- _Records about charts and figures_
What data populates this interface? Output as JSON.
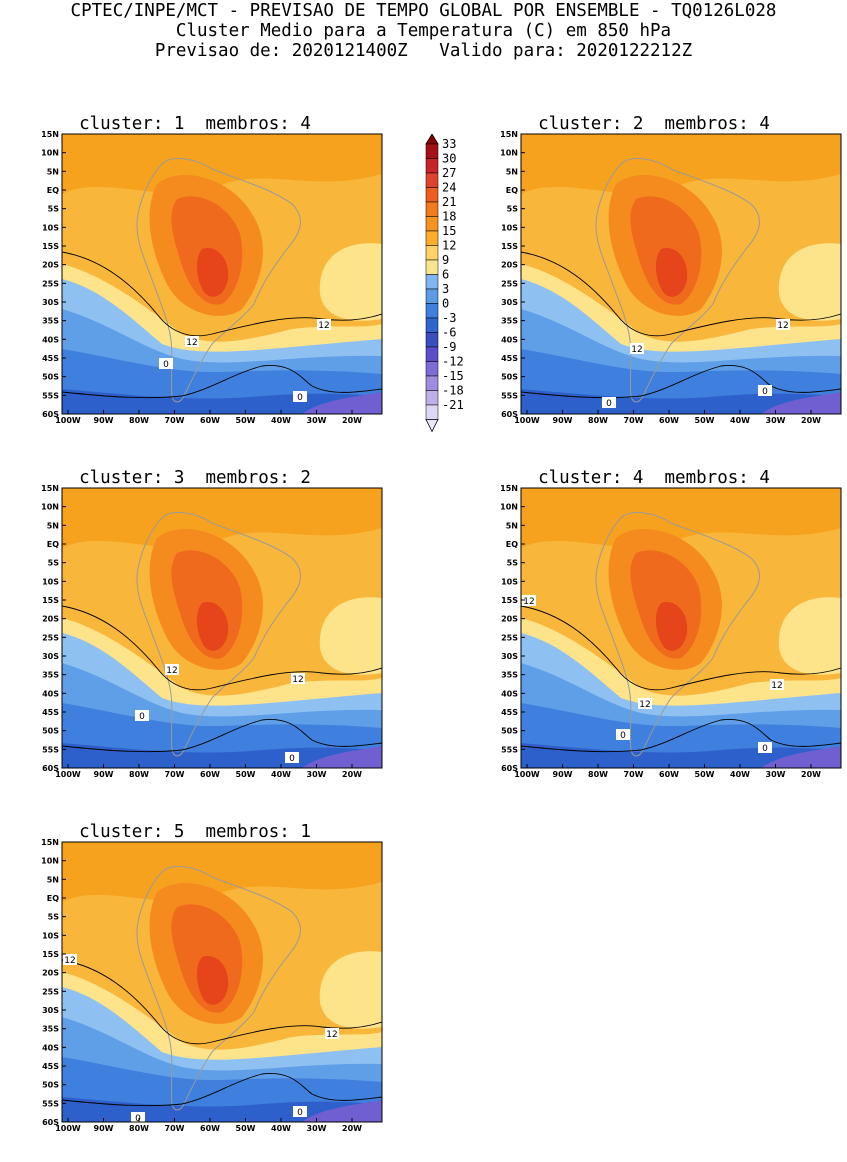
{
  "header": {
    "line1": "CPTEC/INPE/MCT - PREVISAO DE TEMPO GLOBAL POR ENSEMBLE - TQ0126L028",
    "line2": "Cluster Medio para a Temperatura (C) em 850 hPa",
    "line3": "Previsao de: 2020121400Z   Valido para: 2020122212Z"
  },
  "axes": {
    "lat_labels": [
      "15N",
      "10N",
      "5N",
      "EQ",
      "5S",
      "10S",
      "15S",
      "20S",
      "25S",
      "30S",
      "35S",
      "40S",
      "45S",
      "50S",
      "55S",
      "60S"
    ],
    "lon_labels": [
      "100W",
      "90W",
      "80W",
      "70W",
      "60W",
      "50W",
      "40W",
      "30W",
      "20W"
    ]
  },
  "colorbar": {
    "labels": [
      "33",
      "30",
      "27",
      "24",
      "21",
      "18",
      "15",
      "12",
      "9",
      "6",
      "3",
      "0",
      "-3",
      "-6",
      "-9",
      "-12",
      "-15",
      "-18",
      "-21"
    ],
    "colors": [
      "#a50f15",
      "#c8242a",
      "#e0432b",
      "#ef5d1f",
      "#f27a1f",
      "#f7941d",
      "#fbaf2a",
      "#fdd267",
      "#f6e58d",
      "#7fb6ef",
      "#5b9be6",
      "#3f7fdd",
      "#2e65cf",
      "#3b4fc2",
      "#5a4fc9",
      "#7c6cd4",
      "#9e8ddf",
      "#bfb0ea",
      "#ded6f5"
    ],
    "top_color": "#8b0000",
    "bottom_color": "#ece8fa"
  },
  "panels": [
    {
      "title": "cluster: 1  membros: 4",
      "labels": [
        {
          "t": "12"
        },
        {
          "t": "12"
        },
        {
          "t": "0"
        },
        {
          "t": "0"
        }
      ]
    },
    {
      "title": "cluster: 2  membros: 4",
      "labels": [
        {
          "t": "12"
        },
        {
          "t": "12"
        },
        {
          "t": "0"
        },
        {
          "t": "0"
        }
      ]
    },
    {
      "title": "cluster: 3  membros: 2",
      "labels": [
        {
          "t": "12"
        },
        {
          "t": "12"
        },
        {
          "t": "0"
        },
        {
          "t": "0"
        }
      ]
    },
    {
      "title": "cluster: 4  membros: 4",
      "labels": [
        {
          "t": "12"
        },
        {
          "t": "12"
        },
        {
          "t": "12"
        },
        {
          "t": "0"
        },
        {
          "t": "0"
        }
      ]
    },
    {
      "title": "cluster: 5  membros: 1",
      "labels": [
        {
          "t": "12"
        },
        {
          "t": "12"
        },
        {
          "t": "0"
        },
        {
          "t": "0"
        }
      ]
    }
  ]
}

- _What is asked_
Copy every line of the records above that contains "title".

- _Correct output_
      "title": "cluster: 1  membros: 4",
      "title": "cluster: 2  membros: 4",
      "title": "cluster: 3  membros: 2",
      "title": "cluster: 4  membros: 4",
      "title": "cluster: 5  membros: 1",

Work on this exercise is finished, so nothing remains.